Required task:
List every line in this data where the string "Inércia" occurs.

Items from a data source
● ● ● ● ● ● ●
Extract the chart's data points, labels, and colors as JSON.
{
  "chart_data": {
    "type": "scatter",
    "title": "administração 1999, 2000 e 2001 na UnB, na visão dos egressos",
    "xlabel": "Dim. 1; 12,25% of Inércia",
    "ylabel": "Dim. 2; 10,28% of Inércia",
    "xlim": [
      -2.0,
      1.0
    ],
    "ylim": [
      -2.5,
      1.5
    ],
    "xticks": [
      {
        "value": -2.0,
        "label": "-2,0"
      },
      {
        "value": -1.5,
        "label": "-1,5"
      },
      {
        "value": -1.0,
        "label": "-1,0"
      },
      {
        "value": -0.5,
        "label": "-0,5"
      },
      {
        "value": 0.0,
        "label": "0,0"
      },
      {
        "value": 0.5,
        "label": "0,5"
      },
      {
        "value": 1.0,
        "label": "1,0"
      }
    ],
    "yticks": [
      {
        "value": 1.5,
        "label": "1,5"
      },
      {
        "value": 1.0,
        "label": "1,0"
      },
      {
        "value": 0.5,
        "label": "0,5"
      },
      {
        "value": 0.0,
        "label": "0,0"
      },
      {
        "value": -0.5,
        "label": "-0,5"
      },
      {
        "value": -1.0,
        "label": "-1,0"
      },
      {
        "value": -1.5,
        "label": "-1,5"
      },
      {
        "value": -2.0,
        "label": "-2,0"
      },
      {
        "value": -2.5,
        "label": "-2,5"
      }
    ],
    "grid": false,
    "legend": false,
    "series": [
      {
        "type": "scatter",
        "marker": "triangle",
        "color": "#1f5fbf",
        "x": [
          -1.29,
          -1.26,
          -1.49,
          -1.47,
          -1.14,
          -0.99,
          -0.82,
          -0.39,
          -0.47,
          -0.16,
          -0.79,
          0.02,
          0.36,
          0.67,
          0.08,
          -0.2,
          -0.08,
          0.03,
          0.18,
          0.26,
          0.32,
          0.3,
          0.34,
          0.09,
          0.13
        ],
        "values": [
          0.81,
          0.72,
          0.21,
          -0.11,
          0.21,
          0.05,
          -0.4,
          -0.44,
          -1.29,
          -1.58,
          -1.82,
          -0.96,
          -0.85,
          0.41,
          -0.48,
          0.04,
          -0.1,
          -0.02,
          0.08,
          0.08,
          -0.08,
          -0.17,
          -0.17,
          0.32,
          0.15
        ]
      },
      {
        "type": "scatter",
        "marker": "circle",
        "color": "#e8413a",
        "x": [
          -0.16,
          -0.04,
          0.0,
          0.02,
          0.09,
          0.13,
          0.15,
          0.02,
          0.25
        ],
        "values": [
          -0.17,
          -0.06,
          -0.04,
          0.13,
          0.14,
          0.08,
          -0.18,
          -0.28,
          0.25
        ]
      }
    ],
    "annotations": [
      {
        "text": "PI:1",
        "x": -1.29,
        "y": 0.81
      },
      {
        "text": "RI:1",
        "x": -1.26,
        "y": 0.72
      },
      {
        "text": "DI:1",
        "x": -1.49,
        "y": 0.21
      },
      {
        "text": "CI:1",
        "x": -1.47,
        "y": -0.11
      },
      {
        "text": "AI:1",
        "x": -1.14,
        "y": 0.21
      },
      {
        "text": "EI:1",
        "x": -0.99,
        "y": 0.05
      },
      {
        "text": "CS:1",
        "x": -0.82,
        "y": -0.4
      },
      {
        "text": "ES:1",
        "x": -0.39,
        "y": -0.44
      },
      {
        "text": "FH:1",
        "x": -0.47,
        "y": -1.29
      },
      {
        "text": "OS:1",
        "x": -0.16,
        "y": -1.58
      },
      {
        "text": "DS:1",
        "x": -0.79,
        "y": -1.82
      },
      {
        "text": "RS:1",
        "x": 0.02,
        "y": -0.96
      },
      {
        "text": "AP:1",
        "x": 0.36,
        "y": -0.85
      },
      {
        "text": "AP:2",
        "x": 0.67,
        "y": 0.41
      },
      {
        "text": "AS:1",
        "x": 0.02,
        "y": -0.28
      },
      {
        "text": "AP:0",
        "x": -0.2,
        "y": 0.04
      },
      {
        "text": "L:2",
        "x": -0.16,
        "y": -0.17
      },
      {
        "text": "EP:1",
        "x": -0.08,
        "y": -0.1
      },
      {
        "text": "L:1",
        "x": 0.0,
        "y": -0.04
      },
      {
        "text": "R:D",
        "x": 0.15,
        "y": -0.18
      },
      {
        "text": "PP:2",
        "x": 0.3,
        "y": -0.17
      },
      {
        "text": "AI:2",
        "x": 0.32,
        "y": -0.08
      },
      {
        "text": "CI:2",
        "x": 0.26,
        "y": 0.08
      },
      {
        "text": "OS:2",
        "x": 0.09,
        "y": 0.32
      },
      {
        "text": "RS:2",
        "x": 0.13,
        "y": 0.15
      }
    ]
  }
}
● ● ● ● ● ● ●
Exercise solution:
    "xlabel": "Dim. 1; 12,25% of Inércia",
    "ylabel": "Dim. 2; 10,28% of Inércia",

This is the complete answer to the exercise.